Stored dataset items
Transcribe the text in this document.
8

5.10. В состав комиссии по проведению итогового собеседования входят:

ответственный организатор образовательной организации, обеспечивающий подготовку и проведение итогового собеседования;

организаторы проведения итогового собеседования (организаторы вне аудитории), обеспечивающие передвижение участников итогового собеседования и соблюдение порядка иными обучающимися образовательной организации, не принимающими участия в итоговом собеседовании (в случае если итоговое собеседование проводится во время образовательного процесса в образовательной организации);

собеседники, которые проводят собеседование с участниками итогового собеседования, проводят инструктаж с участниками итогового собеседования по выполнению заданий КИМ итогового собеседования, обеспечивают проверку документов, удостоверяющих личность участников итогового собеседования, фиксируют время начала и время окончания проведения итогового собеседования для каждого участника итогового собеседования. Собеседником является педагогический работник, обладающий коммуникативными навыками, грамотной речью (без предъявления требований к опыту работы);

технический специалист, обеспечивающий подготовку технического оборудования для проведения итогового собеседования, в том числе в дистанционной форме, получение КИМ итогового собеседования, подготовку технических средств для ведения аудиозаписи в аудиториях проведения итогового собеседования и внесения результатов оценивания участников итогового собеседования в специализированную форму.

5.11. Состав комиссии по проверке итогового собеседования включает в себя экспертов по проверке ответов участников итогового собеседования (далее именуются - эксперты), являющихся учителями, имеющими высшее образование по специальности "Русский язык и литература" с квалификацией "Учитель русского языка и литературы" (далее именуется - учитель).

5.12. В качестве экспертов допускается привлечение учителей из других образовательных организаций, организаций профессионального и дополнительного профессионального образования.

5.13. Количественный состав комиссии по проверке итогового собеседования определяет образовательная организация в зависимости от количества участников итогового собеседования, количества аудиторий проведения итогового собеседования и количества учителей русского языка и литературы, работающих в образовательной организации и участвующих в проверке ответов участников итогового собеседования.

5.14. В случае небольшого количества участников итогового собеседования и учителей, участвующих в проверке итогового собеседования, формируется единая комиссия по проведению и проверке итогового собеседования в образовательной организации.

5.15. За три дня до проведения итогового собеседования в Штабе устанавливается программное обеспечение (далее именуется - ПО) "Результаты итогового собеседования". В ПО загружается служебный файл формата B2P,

**What this task involves:**
Using the material above, print every entry exactly as written.

**Exercise answer:**
Transcribe the text in this document.
8

5.10. В состав комиссии по проведению итогового собеседования входят:

ответственный организатор образовательной организации, обеспечивающий подготовку и проведение итогового собеседования;

организаторы проведения итогового собеседования (организаторы вне аудитории), обеспечивающие передвижение участников итогового собеседования и соблюдение порядка иными обучающимися образовательной организации, не принимающими участия в итоговом собеседовании (в случае если итоговое собеседование проводится во время образовательного процесса в образовательной организации);

собеседники, которые проводят собеседование с участниками итогового собеседования, проводят инструктаж с участниками итогового собеседования по выполнению заданий КИМ итогового собеседования, обеспечивают проверку документов, удостоверяющих личность участников итогового собеседования, фиксируют время начала и время окончания проведения итогового собеседования для каждого участника итогового собеседования. Собеседником является педагогический работник, обладающий коммуникативными навыками, грамотной речью (без предъявления требований к опыту работы);

технический специалист, обеспечивающий подготовку технического оборудования для проведения итогового собеседования, в том числе в дистанционной форме, получение КИМ итогового собеседования, подготовку технических средств для ведения аудиозаписи в аудиториях проведения итогового собеседования и внесения результатов оценивания участников итогового собеседования в специализированную форму.

5.11. Состав комиссии по проверке итогового собеседования включает в себя экспертов по проверке ответов участников итогового собеседования (далее именуются - эксперты), являющихся учителями, имеющими высшее образование по специальности "Русский язык и литература" с квалификацией "Учитель русского языка и литературы" (далее именуется - учитель).

5.12. В качестве экспертов допускается привлечение учителей из других образовательных организаций, организаций профессионального и дополнительного профессионального образования.

5.13. Количественный состав комиссии по проверке итогового собеседования определяет образовательная организация в зависимости от количества участников итогового собеседования, количества аудиторий проведения итогового собеседования и количества учителей русского языка и литературы, работающих в образовательной организации и участвующих в проверке ответов участников итогового собеседования.

5.14. В случае небольшого количества участников итогового собеседования и учителей, участвующих в проверке итогового собеседования, формируется единая комиссия по проведению и проверке итогового собеседования в образовательной организации.

5.15. За три дня до проведения итогового собеседования в Штабе устанавливается программное обеспечение (далее именуется - ПО) "Результаты итогового собеседования". В ПО загружается служебный файл формата B2P,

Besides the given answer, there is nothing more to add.